**AIM OF THE EXERCISE**
Copy, in full, each line of the material that holds the word "Instalar".

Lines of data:
■ ■ ■ ■

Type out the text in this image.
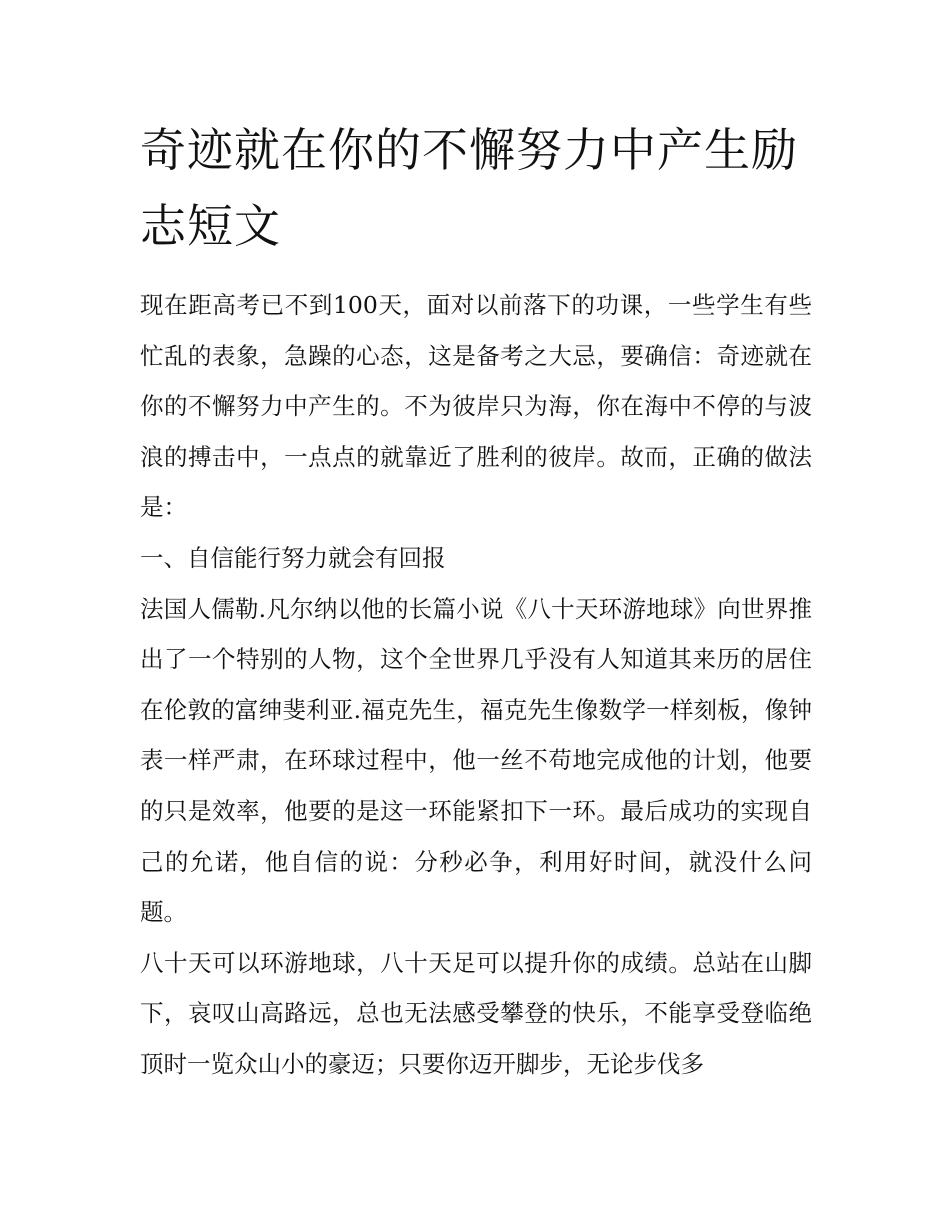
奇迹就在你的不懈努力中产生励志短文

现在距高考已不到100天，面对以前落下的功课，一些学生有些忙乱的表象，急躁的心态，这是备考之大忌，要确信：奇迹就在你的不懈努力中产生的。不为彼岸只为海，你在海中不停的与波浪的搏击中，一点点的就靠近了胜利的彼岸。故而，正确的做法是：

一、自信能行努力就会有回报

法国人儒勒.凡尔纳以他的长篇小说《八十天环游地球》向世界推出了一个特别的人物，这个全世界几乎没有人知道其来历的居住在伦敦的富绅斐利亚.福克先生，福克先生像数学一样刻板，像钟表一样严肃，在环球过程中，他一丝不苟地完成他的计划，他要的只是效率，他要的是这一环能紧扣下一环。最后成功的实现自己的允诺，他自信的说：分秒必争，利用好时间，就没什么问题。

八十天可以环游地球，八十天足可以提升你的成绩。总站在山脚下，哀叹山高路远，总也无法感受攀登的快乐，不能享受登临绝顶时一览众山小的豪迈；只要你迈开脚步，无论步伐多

■ ■ ■ ■

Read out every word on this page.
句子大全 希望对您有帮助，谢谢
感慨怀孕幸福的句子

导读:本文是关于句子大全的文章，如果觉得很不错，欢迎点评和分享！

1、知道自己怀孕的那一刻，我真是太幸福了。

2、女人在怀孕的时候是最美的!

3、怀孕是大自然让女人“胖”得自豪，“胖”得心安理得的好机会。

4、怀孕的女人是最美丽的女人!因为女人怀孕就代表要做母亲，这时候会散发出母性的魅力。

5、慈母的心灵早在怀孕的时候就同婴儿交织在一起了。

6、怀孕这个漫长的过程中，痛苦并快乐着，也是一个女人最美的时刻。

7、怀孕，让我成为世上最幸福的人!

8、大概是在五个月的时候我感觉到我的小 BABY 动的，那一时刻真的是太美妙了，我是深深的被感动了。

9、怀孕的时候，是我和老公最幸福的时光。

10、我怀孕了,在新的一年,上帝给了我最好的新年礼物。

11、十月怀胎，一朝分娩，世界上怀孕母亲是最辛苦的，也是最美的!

■ ■ ■ ■

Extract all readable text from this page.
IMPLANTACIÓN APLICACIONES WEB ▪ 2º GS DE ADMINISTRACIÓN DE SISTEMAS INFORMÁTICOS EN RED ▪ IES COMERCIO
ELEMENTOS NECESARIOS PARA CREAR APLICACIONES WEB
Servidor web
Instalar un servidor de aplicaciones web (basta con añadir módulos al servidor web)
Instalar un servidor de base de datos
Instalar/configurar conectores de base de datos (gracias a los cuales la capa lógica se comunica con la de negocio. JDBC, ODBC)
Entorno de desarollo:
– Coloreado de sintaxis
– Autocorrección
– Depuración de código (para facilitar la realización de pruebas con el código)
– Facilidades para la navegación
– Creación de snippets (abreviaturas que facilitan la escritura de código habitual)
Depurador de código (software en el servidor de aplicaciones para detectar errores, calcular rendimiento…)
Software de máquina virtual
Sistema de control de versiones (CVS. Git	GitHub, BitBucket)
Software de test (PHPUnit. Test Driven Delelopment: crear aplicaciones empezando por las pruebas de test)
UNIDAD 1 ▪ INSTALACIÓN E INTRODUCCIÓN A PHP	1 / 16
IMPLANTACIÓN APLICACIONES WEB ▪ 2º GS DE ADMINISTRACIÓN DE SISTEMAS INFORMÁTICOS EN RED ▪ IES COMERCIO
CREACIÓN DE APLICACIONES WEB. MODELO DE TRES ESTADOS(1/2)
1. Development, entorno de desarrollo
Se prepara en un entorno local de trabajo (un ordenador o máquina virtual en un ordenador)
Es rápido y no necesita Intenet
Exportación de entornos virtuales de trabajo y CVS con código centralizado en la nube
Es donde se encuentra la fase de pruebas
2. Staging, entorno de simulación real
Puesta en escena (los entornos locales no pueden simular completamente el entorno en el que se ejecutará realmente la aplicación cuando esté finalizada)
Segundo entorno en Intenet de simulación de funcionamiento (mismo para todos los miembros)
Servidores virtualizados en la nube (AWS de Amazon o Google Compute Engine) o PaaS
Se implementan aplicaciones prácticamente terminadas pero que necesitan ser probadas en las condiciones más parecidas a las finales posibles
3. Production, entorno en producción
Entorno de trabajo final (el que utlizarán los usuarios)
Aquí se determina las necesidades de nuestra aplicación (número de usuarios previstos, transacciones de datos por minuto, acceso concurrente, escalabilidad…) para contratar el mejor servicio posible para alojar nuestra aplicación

■ ■ ■ ■

**RESPONSE FOR THIS EXERCISE**
Instalar un servidor de aplicaciones web (basta con añadir módulos al servidor web)
Instalar un servidor de base de datos
Instalar/configurar conectores de base de datos (gracias a los cuales la capa lógica se comunica con la de negocio. JDBC, ODBC)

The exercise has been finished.